### Cleaning the US I94 ports in Non-US region


The following cleaning process has been taken up:

1. Each entry's airport/passing, city, state or province, country is identified.

    Reason: To match with the airport codes data.
    
   For example:
   
   'TOK'	=	'Torokina #ARPRT, New Guinea'
   
   is changed to:
   
   'TOK'	=	'Torokina Airport, Torokina, Bougainville, New Guinea'
   
   'Code'	=	Airport/Crossing, City, State, Country
   
   This matches with the muncipality 'Torokina' in the Airports code data.
   

In [1]:
import pandas as pd
import numpy as np
import us

In [2]:
I94_port_codes = []
I94_ac = []
I94_city = []
I94_state = []
I94_country = []

In [3]:
with open('../I94_Ports_Non_US.txt') as f:
    for line in f:
        temp = line.strip('\n').split("\t=\t")
        I94_port_codes.append(temp[0].strip("'"))
        exp = temp[1].strip("'").split(",")
        I94_country.append(exp[-1].strip())
        I94_state.append(exp[-2].strip())
        I94_city.append(exp[-3].strip())
        if len(exp)==4:
            I94_ac.append(exp[-4].strip())
        else:
            I94_ac.append("")
#         print(I94_port_codes)
#         print(I94_country)
#         print(I94_state)
#         print(I94_city)
#         print(I94_ac)
#         break

In [4]:
print(len(I94_port_codes))
print(len(I94_country))
print(len(I94_state))
print(len(I94_city))
print(len(I94_ac))

Stored dataset entries:
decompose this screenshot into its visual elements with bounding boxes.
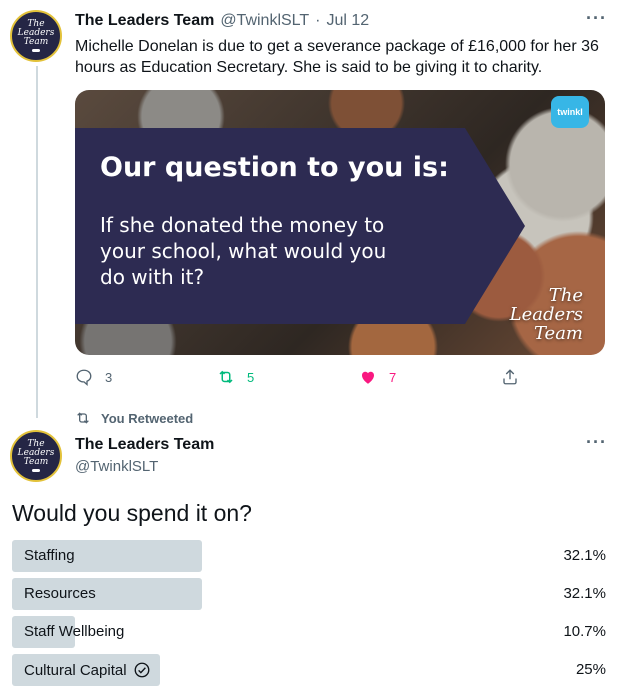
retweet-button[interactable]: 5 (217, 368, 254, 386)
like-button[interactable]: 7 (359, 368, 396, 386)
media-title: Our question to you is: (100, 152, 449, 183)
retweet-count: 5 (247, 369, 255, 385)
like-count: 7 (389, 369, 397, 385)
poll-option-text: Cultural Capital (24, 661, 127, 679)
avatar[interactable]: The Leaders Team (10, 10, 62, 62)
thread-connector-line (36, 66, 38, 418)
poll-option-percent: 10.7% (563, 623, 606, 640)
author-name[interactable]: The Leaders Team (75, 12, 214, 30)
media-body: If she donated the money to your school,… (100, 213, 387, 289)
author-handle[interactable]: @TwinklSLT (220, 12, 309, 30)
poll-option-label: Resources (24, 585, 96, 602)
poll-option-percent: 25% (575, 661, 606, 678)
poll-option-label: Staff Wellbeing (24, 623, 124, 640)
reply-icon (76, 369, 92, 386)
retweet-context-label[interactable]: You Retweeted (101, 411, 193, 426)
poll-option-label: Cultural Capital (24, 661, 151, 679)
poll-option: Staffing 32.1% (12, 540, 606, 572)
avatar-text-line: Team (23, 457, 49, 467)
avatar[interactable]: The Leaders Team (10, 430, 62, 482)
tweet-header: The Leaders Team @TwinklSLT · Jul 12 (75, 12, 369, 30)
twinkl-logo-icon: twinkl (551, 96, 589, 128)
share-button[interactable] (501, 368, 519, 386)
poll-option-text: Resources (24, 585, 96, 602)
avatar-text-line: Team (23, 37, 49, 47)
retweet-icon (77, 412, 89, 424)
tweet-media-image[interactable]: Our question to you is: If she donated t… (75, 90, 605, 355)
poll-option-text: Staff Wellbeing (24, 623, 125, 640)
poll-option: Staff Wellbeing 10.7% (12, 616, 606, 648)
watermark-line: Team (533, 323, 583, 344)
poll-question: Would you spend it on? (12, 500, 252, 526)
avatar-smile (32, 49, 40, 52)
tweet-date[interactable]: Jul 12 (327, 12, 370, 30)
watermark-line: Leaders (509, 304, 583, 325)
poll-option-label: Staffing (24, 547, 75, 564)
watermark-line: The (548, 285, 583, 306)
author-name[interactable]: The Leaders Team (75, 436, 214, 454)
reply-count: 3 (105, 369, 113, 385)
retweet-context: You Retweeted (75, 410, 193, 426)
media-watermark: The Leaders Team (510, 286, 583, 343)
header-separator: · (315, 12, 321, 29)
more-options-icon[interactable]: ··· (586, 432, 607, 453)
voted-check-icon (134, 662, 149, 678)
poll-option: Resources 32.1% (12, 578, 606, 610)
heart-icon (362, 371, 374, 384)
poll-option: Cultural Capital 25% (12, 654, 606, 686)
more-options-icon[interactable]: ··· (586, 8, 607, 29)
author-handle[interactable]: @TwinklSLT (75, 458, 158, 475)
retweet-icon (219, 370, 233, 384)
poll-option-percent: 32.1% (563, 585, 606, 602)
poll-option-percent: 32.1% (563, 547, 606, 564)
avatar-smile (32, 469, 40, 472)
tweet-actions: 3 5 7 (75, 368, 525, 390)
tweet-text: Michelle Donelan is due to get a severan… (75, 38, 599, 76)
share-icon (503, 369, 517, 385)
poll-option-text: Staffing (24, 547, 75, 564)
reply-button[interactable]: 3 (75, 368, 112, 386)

OBJECTIVES:
a. Please answer these questions about the I94 port cleaning text:
(i) In the Torokina example, what does the 'TOK' code read after cleaning?
(ii) Which file does the code open?
(iii) What is appended to I94_ac when a line does not split into exactly four parts?
b. Write the next part of the I94 port cleaning text, picking up after its final line.

ANSWERS BELOW:
a.
(i) 'Torokina Airport, Torokina, Bougainville, New Guinea'
(ii) '../I94_Ports_Non_US.txt'
(iii) An empty string ("")

b.
57
57
57
57
57


In [5]:
df_I94_nonUS = pd.DataFrame({'code':I94_port_codes, 
                           'port': I94_ac, 
                           'locality': I94_city, 
                           'province': I94_state, 
                           'territory': I94_country})

In [6]:
df_I94_nonUS

Unnamed: 0,code,port,locality,state,country
0,CLG,,Calgary,Alberta,Canada
1,EDA,,Edmonton,Alberta,Canada
2,YHC,,Hakai pass,British Columbia,Canada
3,HAL,,Halifax,Nova Scotia,Canada
4,MON,,Montreal,Quebec,Canada
5,OTT,,Ottawa,Ontario,Canada
6,YXE,,Saskatoon,Saskatchewan,Canada
7,TOR,,Toronto,Ontario,Canada
8,VCV,,Vancouver,British Columbia,Canada
9,VIC,,Victoria,British Columbia,Canada


### Cleaning the data dictionary for the I94port Codes in US region

1. Separating out the US ports and Non-US ports.
2. Replacing the shortcuts like 'INTL' with International, and 'ARPRT' with Airport.
3. Replacing the combined airports like:

        OAKLAND COUNTY - PONTIAC AIRPORT, PONTIAC, MI AS OAKLAND COUNTY - PONTIAC, MI
4. Handling the typos:

        HAMLIN, ME as HAMIIN, ME
5. Adding the city name, if airport name is found in I94 port definition:
        
        Given: BILOXI REGIONAL, MS
        Changed to: BILOXI REGIONAL AIRPORT, BILOXI, MS

6. Identified crossings and bridges in the I94 ports.
7. Made sure that every I94 port has an associated city which is marked as entering city/Town. This in referred as locality in the coming sections.
8. Each entry's airport/passing, city, state or province is identified.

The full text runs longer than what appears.